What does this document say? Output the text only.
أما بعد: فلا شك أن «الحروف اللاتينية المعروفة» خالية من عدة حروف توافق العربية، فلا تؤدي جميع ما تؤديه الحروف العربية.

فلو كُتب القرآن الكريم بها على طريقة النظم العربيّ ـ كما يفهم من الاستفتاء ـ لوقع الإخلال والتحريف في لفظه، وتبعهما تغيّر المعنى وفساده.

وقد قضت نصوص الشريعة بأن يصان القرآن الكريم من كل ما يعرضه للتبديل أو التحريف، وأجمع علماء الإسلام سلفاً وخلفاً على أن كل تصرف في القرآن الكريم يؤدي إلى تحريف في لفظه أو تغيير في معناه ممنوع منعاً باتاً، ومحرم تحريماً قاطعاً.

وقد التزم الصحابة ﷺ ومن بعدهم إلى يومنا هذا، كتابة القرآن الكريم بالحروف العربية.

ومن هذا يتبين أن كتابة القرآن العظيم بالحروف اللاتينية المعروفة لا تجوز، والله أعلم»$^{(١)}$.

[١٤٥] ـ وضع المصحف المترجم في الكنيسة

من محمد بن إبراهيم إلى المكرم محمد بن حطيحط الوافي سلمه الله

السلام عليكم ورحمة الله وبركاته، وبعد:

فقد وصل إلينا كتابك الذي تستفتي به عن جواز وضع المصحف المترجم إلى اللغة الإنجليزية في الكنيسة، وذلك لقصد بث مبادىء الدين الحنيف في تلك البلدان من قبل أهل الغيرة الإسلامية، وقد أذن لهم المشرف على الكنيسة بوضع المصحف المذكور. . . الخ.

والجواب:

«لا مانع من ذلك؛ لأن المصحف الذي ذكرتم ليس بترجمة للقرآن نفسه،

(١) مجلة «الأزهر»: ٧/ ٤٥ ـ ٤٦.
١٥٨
········
§ **What you will do**: Show all lines in the entries above where the string "بالحروف" appears.

§ **Answer below**:
وقد التزم الصحابة ﷺ ومن بعدهم إلى يومنا هذا، كتابة القرآن الكريم بالحروف العربية.
ومن هذا يتبين أن كتابة القرآن العظيم بالحروف اللاتينية المعروفة لا تجوز، والله أعلم»$^{(١)}$.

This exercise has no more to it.